- _WRITTEN REQUEST_: Repeat the threat modeling passage below word for word, in full.

## START PAGE EXCERPT

When you drive your car, do you fasten your seat belt? Then, you understand the concept of threat modeling. And if you don’t use your seatbelt, you are still conducting some sort of threat modeling by accepting the risk of injury or death from an accident.

What is Threat Modeling?

Threat modeling approaches are as varied and numerous as the practitioners who implement them. As Adam Shostack points pointed out in ‘Threat Modeling: Designing for Security[1], threat modeling is essentially a process of answering these four questions:

  1. What are you building?
  2. What can go wrong?
  3. What should you do about what can go wrong?
  4. Did you do a decent job of analysis?

The framework you use isn’t as important as answering those questions, and depending on your goals, different frameworks will make more sense. STRIDE, for example, was created by a software company for the modeling of their applications during the development process, so it naturally applies to software development.

Spoofing

Tampering

Repudiation

Information Disclosure

Denial of Service

Elevation of Privilege

This mnemonic was developed at Microsoft in 1999 as an approach to organizing their mindset around classes of threats to their applications. You may have also heard of other frameworks or methodologies such as VAST, DREAD, or OCTAVE.

Think beyond application or product development, though. Does your network engineering team model threats to the network? Does your directory engineering team model threats to their directory implementation? What about operations teams, like desktop or facilities? While these groups are constantly thinking about and reacting to perceived threats, it is more of an informal process that relies on tribal knowledge and rarely produces any documentation. These teams would benefit from a formalized process of threat modeling that documents the identified threats and mitigation responses to help security efforts. Those documents may include a threat heat map, security design document, and often backlog items or work tickets to implement mitigation strategies.

Why Perform Threat Modeling

There are three benefits to modeling threats at every organizational level. Scope network models as well as application models and roll those into an overarching system threat model for a more complete and actionable view.

## END PAGE EXCERPT
## START GIVEN DATA

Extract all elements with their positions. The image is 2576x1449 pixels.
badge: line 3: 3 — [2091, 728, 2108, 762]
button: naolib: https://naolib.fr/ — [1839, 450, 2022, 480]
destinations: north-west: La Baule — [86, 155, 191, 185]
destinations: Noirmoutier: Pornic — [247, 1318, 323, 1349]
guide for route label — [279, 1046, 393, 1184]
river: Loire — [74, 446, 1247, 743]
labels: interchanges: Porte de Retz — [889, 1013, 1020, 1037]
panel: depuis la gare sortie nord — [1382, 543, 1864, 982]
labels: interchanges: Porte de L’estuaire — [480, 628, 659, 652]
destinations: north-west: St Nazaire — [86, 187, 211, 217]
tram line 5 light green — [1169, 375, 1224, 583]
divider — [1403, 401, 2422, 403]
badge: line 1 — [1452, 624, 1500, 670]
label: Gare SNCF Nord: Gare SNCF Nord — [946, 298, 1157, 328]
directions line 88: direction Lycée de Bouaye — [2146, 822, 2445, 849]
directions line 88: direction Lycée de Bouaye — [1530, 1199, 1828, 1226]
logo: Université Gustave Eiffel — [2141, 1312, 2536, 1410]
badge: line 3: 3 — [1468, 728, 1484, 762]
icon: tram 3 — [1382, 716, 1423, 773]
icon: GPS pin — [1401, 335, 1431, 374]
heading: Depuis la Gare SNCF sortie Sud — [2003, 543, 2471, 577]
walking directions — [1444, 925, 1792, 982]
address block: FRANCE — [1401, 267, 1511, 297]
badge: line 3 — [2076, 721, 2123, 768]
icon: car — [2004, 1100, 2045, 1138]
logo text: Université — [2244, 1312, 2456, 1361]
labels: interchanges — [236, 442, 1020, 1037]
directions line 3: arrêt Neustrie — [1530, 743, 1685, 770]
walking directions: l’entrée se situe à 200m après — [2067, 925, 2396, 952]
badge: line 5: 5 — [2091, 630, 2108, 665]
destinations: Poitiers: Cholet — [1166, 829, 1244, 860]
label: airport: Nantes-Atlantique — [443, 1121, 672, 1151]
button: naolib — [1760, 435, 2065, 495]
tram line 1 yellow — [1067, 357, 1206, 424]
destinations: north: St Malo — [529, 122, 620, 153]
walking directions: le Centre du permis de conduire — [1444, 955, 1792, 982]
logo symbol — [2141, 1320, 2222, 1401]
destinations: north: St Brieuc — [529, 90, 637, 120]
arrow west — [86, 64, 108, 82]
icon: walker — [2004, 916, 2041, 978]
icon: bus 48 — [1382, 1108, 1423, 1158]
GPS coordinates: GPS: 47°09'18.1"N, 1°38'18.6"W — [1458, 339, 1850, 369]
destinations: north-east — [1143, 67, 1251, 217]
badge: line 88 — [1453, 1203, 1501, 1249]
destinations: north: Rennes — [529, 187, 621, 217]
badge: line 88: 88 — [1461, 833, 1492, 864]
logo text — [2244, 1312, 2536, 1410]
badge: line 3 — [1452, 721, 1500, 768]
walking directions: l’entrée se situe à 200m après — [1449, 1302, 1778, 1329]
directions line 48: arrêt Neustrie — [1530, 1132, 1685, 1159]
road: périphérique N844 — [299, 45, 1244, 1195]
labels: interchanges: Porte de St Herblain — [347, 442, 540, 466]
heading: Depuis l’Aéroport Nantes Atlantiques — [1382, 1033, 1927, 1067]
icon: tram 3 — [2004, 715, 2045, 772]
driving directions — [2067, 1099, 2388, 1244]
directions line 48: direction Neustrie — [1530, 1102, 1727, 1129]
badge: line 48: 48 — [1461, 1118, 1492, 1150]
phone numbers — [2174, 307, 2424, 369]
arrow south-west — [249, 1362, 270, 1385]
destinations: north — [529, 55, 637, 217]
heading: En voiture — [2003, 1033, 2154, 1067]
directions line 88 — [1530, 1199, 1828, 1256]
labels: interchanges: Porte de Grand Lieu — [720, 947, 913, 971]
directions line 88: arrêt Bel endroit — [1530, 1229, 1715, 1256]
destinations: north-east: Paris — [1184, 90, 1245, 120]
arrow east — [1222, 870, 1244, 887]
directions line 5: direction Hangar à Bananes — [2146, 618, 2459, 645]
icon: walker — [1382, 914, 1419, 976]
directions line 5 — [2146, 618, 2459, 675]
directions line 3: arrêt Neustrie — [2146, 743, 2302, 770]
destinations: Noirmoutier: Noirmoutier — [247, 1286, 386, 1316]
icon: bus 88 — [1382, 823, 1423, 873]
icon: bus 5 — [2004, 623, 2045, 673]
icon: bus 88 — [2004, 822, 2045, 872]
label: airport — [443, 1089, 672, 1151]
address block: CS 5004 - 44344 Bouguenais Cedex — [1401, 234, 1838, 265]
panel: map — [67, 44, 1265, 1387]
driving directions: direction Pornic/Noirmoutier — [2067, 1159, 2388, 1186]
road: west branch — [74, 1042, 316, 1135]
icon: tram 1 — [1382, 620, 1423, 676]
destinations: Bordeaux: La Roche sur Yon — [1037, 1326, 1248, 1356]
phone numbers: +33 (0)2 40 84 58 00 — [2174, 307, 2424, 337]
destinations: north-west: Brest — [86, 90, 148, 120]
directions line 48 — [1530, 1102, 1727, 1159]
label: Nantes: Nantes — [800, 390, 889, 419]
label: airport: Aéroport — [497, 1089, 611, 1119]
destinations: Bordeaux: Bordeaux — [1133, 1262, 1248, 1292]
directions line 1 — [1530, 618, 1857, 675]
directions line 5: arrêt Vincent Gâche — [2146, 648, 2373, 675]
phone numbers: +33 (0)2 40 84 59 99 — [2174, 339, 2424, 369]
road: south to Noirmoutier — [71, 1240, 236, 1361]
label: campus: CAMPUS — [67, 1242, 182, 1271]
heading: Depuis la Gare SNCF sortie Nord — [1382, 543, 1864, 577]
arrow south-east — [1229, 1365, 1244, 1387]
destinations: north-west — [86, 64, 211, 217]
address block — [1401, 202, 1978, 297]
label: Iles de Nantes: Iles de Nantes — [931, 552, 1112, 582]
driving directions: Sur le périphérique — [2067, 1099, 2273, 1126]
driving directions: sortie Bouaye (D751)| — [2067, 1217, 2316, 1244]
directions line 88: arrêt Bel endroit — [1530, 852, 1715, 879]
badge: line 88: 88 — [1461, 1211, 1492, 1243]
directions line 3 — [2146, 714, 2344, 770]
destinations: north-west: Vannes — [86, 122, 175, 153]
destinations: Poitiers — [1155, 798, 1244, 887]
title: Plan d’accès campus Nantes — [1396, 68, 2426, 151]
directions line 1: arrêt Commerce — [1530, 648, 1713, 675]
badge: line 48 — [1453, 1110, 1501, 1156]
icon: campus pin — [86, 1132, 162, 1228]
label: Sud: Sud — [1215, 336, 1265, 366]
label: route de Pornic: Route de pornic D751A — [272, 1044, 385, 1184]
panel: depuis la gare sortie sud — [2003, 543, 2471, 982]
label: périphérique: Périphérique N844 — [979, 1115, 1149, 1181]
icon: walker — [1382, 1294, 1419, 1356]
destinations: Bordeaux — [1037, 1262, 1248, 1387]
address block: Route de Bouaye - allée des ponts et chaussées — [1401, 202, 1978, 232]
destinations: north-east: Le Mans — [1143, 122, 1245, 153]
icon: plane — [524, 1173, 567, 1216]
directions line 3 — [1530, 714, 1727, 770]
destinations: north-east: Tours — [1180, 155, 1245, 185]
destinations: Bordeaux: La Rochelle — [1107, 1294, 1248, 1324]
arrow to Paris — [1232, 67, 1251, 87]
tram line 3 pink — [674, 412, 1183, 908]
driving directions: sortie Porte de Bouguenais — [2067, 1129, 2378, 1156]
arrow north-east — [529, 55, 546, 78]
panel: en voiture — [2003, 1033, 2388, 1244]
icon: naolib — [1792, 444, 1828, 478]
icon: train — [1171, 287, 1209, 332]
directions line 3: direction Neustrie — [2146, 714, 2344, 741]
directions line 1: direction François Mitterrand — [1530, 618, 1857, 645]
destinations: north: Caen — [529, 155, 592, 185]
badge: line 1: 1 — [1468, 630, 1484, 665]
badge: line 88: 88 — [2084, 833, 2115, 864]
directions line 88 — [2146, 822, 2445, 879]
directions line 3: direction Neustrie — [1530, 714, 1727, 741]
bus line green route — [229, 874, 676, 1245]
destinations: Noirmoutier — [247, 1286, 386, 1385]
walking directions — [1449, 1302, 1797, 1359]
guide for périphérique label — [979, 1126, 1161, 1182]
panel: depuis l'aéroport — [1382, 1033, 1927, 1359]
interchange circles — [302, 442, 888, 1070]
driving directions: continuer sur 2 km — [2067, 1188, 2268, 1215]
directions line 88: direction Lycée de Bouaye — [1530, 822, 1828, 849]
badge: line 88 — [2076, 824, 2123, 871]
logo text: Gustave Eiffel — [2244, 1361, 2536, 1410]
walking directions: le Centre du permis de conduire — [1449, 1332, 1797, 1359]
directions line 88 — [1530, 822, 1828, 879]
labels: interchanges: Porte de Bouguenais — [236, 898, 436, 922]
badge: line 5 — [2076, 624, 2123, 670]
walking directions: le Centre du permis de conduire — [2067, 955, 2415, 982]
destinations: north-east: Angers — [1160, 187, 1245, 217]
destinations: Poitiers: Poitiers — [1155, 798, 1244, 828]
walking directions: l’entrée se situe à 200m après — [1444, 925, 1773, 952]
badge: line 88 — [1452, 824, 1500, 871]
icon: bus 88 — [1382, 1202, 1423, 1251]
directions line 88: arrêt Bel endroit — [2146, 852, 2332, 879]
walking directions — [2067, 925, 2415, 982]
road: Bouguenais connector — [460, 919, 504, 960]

## END GIVEN DATA

- _EXERCISE ANSWER_:
When you drive your car, do you fasten your seat belt? Then, you understand the concept of threat modeling. And if you don’t use your seatbelt, you are still conducting some sort of threat modeling by accepting the risk of injury or death from an accident.

What is Threat Modeling?

Threat modeling approaches are as varied and numerous as the practitioners who implement them. As Adam Shostack points pointed out in ‘Threat Modeling: Designing for Security[1], threat modeling is essentially a process of answering these four questions:

  1. What are you building?
  2. What can go wrong?
  3. What should you do about what can go wrong?
  4. Did you do a decent job of analysis?

The framework you use isn’t as important as answering those questions, and depending on your goals, different frameworks will make more sense. STRIDE, for example, was created by a software company for the modeling of their applications during the development process, so it naturally applies to software development.

Spoofing

Tampering

Repudiation

Information Disclosure

Denial of Service

Elevation of Privilege

This mnemonic was developed at Microsoft in 1999 as an approach to organizing their mindset around classes of threats to their applications. You may have also heard of other frameworks or methodologies such as VAST, DREAD, or OCTAVE.

Think beyond application or product development, though. Does your network engineering team model threats to the network? Does your directory engineering team model threats to their directory implementation? What about operations teams, like desktop or facilities? While these groups are constantly thinking about and reacting to perceived threats, it is more of an informal process that relies on tribal knowledge and rarely produces any documentation. These teams would benefit from a formalized process of threat modeling that documents the identified threats and mitigation responses to help security efforts. Those documents may include a threat heat map, security design document, and often backlog items or work tickets to implement mitigation strategies.

Why Perform Threat Modeling

There are three benefits to modeling threats at every organizational level. Scope network models as well as application models and roll those into an overarching system threat model for a more complete and actionable view.